--- START OF STORED ROWS ---

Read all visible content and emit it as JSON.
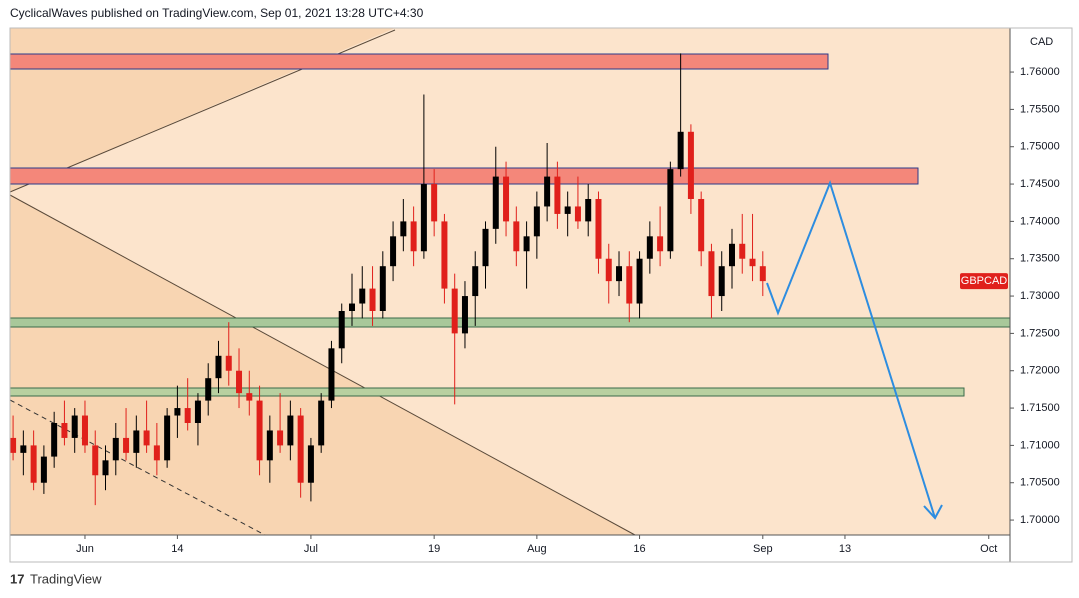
{
  "header": "CyclicalWaves published on TradingView.com, Sep 01, 2021 13:28 UTC+4:30",
  "footer": "TradingView",
  "chart_data": {
    "type": "candlestick",
    "symbol": "GBPCAD",
    "currency": "CAD",
    "up_color": "#000000",
    "down_color": "#e0201b",
    "xlim": [
      -7.3,
      90.07
    ],
    "ylim": [
      1.698,
      1.7659
    ],
    "xticks": [
      {
        "value": 0,
        "label": "Jun"
      },
      {
        "value": 9,
        "label": "14"
      },
      {
        "value": 22,
        "label": "Jul"
      },
      {
        "value": 34,
        "label": "19"
      },
      {
        "value": 44,
        "label": "Aug"
      },
      {
        "value": 54,
        "label": "16"
      },
      {
        "value": 66,
        "label": "Sep"
      },
      {
        "value": 74,
        "label": "13"
      },
      {
        "value": 88,
        "label": "Oct"
      }
    ],
    "yticks": [
      {
        "value": 1.7,
        "label": "1.70000"
      },
      {
        "value": 1.705,
        "label": "1.70500"
      },
      {
        "value": 1.71,
        "label": "1.71000"
      },
      {
        "value": 1.715,
        "label": "1.71500"
      },
      {
        "value": 1.72,
        "label": "1.72000"
      },
      {
        "value": 1.725,
        "label": "1.72500"
      },
      {
        "value": 1.73,
        "label": "1.73000"
      },
      {
        "value": 1.735,
        "label": "1.73500"
      },
      {
        "value": 1.74,
        "label": "1.74000"
      },
      {
        "value": 1.745,
        "label": "1.74500"
      },
      {
        "value": 1.75,
        "label": "1.75000"
      },
      {
        "value": 1.755,
        "label": "1.75500"
      },
      {
        "value": 1.76,
        "label": "1.76000"
      }
    ],
    "x": [
      -7,
      -6,
      -5,
      -4,
      -3,
      -2,
      -1,
      0,
      1,
      2,
      3,
      4,
      5,
      6,
      7,
      8,
      9,
      10,
      11,
      12,
      13,
      14,
      15,
      16,
      17,
      18,
      19,
      20,
      21,
      22,
      23,
      24,
      25,
      26,
      27,
      28,
      29,
      30,
      31,
      32,
      33,
      34,
      35,
      36,
      37,
      38,
      39,
      40,
      41,
      42,
      43,
      44,
      45,
      46,
      47,
      48,
      49,
      50,
      51,
      52,
      53,
      54,
      55,
      56,
      57,
      58,
      59,
      60,
      61,
      62,
      63,
      64,
      65,
      66
    ],
    "candles": [
      [
        1.711,
        1.714,
        1.708,
        1.709
      ],
      [
        1.709,
        1.712,
        1.706,
        1.71
      ],
      [
        1.71,
        1.712,
        1.704,
        1.705
      ],
      [
        1.705,
        1.71,
        1.7035,
        1.7085
      ],
      [
        1.7085,
        1.7145,
        1.707,
        1.713
      ],
      [
        1.713,
        1.716,
        1.71,
        1.711
      ],
      [
        1.711,
        1.715,
        1.709,
        1.714
      ],
      [
        1.714,
        1.716,
        1.709,
        1.71
      ],
      [
        1.71,
        1.712,
        1.702,
        1.706
      ],
      [
        1.706,
        1.71,
        1.704,
        1.708
      ],
      [
        1.708,
        1.713,
        1.706,
        1.711
      ],
      [
        1.711,
        1.715,
        1.708,
        1.709
      ],
      [
        1.709,
        1.714,
        1.707,
        1.712
      ],
      [
        1.712,
        1.716,
        1.709,
        1.71
      ],
      [
        1.71,
        1.713,
        1.706,
        1.708
      ],
      [
        1.708,
        1.715,
        1.707,
        1.714
      ],
      [
        1.714,
        1.718,
        1.711,
        1.715
      ],
      [
        1.715,
        1.719,
        1.712,
        1.713
      ],
      [
        1.713,
        1.717,
        1.71,
        1.716
      ],
      [
        1.716,
        1.721,
        1.714,
        1.719
      ],
      [
        1.719,
        1.724,
        1.717,
        1.722
      ],
      [
        1.722,
        1.7265,
        1.718,
        1.72
      ],
      [
        1.72,
        1.723,
        1.715,
        1.717
      ],
      [
        1.717,
        1.72,
        1.714,
        1.716
      ],
      [
        1.716,
        1.718,
        1.706,
        1.708
      ],
      [
        1.708,
        1.714,
        1.705,
        1.712
      ],
      [
        1.712,
        1.717,
        1.709,
        1.71
      ],
      [
        1.71,
        1.716,
        1.708,
        1.714
      ],
      [
        1.714,
        1.715,
        1.703,
        1.705
      ],
      [
        1.705,
        1.711,
        1.7025,
        1.71
      ],
      [
        1.71,
        1.717,
        1.709,
        1.716
      ],
      [
        1.716,
        1.724,
        1.715,
        1.723
      ],
      [
        1.723,
        1.729,
        1.721,
        1.728
      ],
      [
        1.728,
        1.733,
        1.726,
        1.729
      ],
      [
        1.729,
        1.734,
        1.727,
        1.731
      ],
      [
        1.731,
        1.734,
        1.726,
        1.728
      ],
      [
        1.728,
        1.736,
        1.727,
        1.734
      ],
      [
        1.734,
        1.74,
        1.732,
        1.738
      ],
      [
        1.738,
        1.743,
        1.736,
        1.74
      ],
      [
        1.74,
        1.742,
        1.734,
        1.736
      ],
      [
        1.736,
        1.757,
        1.735,
        1.745
      ],
      [
        1.745,
        1.747,
        1.738,
        1.74
      ],
      [
        1.74,
        1.741,
        1.729,
        1.731
      ],
      [
        1.731,
        1.733,
        1.7155,
        1.725
      ],
      [
        1.725,
        1.732,
        1.723,
        1.73
      ],
      [
        1.73,
        1.736,
        1.726,
        1.734
      ],
      [
        1.734,
        1.74,
        1.731,
        1.739
      ],
      [
        1.739,
        1.75,
        1.737,
        1.746
      ],
      [
        1.746,
        1.748,
        1.738,
        1.74
      ],
      [
        1.74,
        1.742,
        1.734,
        1.736
      ],
      [
        1.736,
        1.74,
        1.731,
        1.738
      ],
      [
        1.738,
        1.744,
        1.735,
        1.742
      ],
      [
        1.742,
        1.7505,
        1.74,
        1.746
      ],
      [
        1.746,
        1.748,
        1.739,
        1.741
      ],
      [
        1.741,
        1.744,
        1.738,
        1.742
      ],
      [
        1.742,
        1.746,
        1.739,
        1.74
      ],
      [
        1.74,
        1.745,
        1.738,
        1.743
      ],
      [
        1.743,
        1.744,
        1.733,
        1.735
      ],
      [
        1.735,
        1.737,
        1.729,
        1.732
      ],
      [
        1.732,
        1.736,
        1.73,
        1.734
      ],
      [
        1.734,
        1.736,
        1.7265,
        1.729
      ],
      [
        1.729,
        1.736,
        1.727,
        1.735
      ],
      [
        1.735,
        1.74,
        1.733,
        1.738
      ],
      [
        1.738,
        1.742,
        1.734,
        1.736
      ],
      [
        1.736,
        1.748,
        1.735,
        1.747
      ],
      [
        1.747,
        1.7625,
        1.746,
        1.752
      ],
      [
        1.752,
        1.753,
        1.741,
        1.743
      ],
      [
        1.743,
        1.744,
        1.734,
        1.736
      ],
      [
        1.736,
        1.737,
        1.727,
        1.73
      ],
      [
        1.73,
        1.736,
        1.728,
        1.734
      ],
      [
        1.734,
        1.739,
        1.731,
        1.737
      ],
      [
        1.737,
        1.741,
        1.733,
        1.735
      ],
      [
        1.735,
        1.741,
        1.732,
        1.734
      ],
      [
        1.734,
        1.736,
        1.73,
        1.732
      ]
    ]
  }
}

--- END OF STORED ROWS ---

(TASK DETAILS) Write the full listing out again with every line unchanged, but include no pictures.

(EXPECTED ANSWER)
Read all visible content and emit it as JSON.
{
  "header": "CyclicalWaves published on TradingView.com, Sep 01, 2021 13:28 UTC+4:30",
  "footer": "TradingView",
  "chart_data": {
    "type": "candlestick",
    "symbol": "GBPCAD",
    "currency": "CAD",
    "up_color": "#000000",
    "down_color": "#e0201b",
    "xlim": [
      -7.3,
      90.07
    ],
    "ylim": [
      1.698,
      1.7659
    ],
    "xticks": [
      {
        "value": 0,
        "label": "Jun"
      },
      {
        "value": 9,
        "label": "14"
      },
      {
        "value": 22,
        "label": "Jul"
      },
      {
        "value": 34,
        "label": "19"
      },
      {
        "value": 44,
        "label": "Aug"
      },
      {
        "value": 54,
        "label": "16"
      },
      {
        "value": 66,
        "label": "Sep"
      },
      {
        "value": 74,
        "label": "13"
      },
      {
        "value": 88,
        "label": "Oct"
      }
    ],
    "yticks": [
      {
        "value": 1.7,
        "label": "1.70000"
      },
      {
        "value": 1.705,
        "label": "1.70500"
      },
      {
        "value": 1.71,
        "label": "1.71000"
      },
      {
        "value": 1.715,
        "label": "1.71500"
      },
      {
        "value": 1.72,
        "label": "1.72000"
      },
      {
        "value": 1.725,
        "label": "1.72500"
      },
      {
        "value": 1.73,
        "label": "1.73000"
      },
      {
        "value": 1.735,
        "label": "1.73500"
      },
      {
        "value": 1.74,
        "label": "1.74000"
      },
      {
        "value": 1.745,
        "label": "1.74500"
      },
      {
        "value": 1.75,
        "label": "1.75000"
      },
      {
        "value": 1.755,
        "label": "1.75500"
      },
      {
        "value": 1.76,
        "label": "1.76000"
      }
    ],
    "x": [
      -7,
      -6,
      -5,
      -4,
      -3,
      -2,
      -1,
      0,
      1,
      2,
      3,
      4,
      5,
      6,
      7,
      8,
      9,
      10,
      11,
      12,
      13,
      14,
      15,
      16,
      17,
      18,
      19,
      20,
      21,
      22,
      23,
      24,
      25,
      26,
      27,
      28,
      29,
      30,
      31,
      32,
      33,
      34,
      35,
      36,
      37,
      38,
      39,
      40,
      41,
      42,
      43,
      44,
      45,
      46,
      47,
      48,
      49,
      50,
      51,
      52,
      53,
      54,
      55,
      56,
      57,
      58,
      59,
      60,
      61,
      62,
      63,
      64,
      65,
      66
    ],
    "candles": [
      [
        1.711,
        1.714,
        1.708,
        1.709
      ],
      [
        1.709,
        1.712,
        1.706,
        1.71
      ],
      [
        1.71,
        1.712,
        1.704,
        1.705
      ],
      [
        1.705,
        1.71,
        1.7035,
        1.7085
      ],
      [
        1.7085,
        1.7145,
        1.707,
        1.713
      ],
      [
        1.713,
        1.716,
        1.71,
        1.711
      ],
      [
        1.711,
        1.715,
        1.709,
        1.714
      ],
      [
        1.714,
        1.716,
        1.709,
        1.71
      ],
      [
        1.71,
        1.712,
        1.702,
        1.706
      ],
      [
        1.706,
        1.71,
        1.704,
        1.708
      ],
      [
        1.708,
        1.713,
        1.706,
        1.711
      ],
      [
        1.711,
        1.715,
        1.708,
        1.709
      ],
      [
        1.709,
        1.714,
        1.707,
        1.712
      ],
      [
        1.712,
        1.716,
        1.709,
        1.71
      ],
      [
        1.71,
        1.713,
        1.706,
        1.708
      ],
      [
        1.708,
        1.715,
        1.707,
        1.714
      ],
      [
        1.714,
        1.718,
        1.711,
        1.715
      ],
      [
        1.715,
        1.719,
        1.712,
        1.713
      ],
      [
        1.713,
        1.717,
        1.71,
        1.716
      ],
      [
        1.716,
        1.721,
        1.714,
        1.719
      ],
      [
        1.719,
        1.724,
        1.717,
        1.722
      ],
      [
        1.722,
        1.7265,
        1.718,
        1.72
      ],
      [
        1.72,
        1.723,
        1.715,
        1.717
      ],
      [
        1.717,
        1.72,
        1.714,
        1.716
      ],
      [
        1.716,
        1.718,
        1.706,
        1.708
      ],
      [
        1.708,
        1.714,
        1.705,
        1.712
      ],
      [
        1.712,
        1.717,
        1.709,
        1.71
      ],
      [
        1.71,
        1.716,
        1.708,
        1.714
      ],
      [
        1.714,
        1.715,
        1.703,
        1.705
      ],
      [
        1.705,
        1.711,
        1.7025,
        1.71
      ],
      [
        1.71,
        1.717,
        1.709,
        1.716
      ],
      [
        1.716,
        1.724,
        1.715,
        1.723
      ],
      [
        1.723,
        1.729,
        1.721,
        1.728
      ],
      [
        1.728,
        1.733,
        1.726,
        1.729
      ],
      [
        1.729,
        1.734,
        1.727,
        1.731
      ],
      [
        1.731,
        1.734,
        1.726,
        1.728
      ],
      [
        1.728,
        1.736,
        1.727,
        1.734
      ],
      [
        1.734,
        1.74,
        1.732,
        1.738
      ],
      [
        1.738,
        1.743,
        1.736,
        1.74
      ],
      [
        1.74,
        1.742,
        1.734,
        1.736
      ],
      [
        1.736,
        1.757,
        1.735,
        1.745
      ],
      [
        1.745,
        1.747,
        1.738,
        1.74
      ],
      [
        1.74,
        1.741,
        1.729,
        1.731
      ],
      [
        1.731,
        1.733,
        1.7155,
        1.725
      ],
      [
        1.725,
        1.732,
        1.723,
        1.73
      ],
      [
        1.73,
        1.736,
        1.726,
        1.734
      ],
      [
        1.734,
        1.74,
        1.731,
        1.739
      ],
      [
        1.739,
        1.75,
        1.737,
        1.746
      ],
      [
        1.746,
        1.748,
        1.738,
        1.74
      ],
      [
        1.74,
        1.742,
        1.734,
        1.736
      ],
      [
        1.736,
        1.74,
        1.731,
        1.738
      ],
      [
        1.738,
        1.744,
        1.735,
        1.742
      ],
      [
        1.742,
        1.7505,
        1.74,
        1.746
      ],
      [
        1.746,
        1.748,
        1.739,
        1.741
      ],
      [
        1.741,
        1.744,
        1.738,
        1.742
      ],
      [
        1.742,
        1.746,
        1.739,
        1.74
      ],
      [
        1.74,
        1.745,
        1.738,
        1.743
      ],
      [
        1.743,
        1.744,
        1.733,
        1.735
      ],
      [
        1.735,
        1.737,
        1.729,
        1.732
      ],
      [
        1.732,
        1.736,
        1.73,
        1.734
      ],
      [
        1.734,
        1.736,
        1.7265,
        1.729
      ],
      [
        1.729,
        1.736,
        1.727,
        1.735
      ],
      [
        1.735,
        1.74,
        1.733,
        1.738
      ],
      [
        1.738,
        1.742,
        1.734,
        1.736
      ],
      [
        1.736,
        1.748,
        1.735,
        1.747
      ],
      [
        1.747,
        1.7625,
        1.746,
        1.752
      ],
      [
        1.752,
        1.753,
        1.741,
        1.743
      ],
      [
        1.743,
        1.744,
        1.734,
        1.736
      ],
      [
        1.736,
        1.737,
        1.727,
        1.73
      ],
      [
        1.73,
        1.736,
        1.728,
        1.734
      ],
      [
        1.734,
        1.739,
        1.731,
        1.737
      ],
      [
        1.737,
        1.741,
        1.733,
        1.735
      ],
      [
        1.735,
        1.741,
        1.732,
        1.734
      ],
      [
        1.734,
        1.736,
        1.73,
        1.732
      ]
    ]
  }
}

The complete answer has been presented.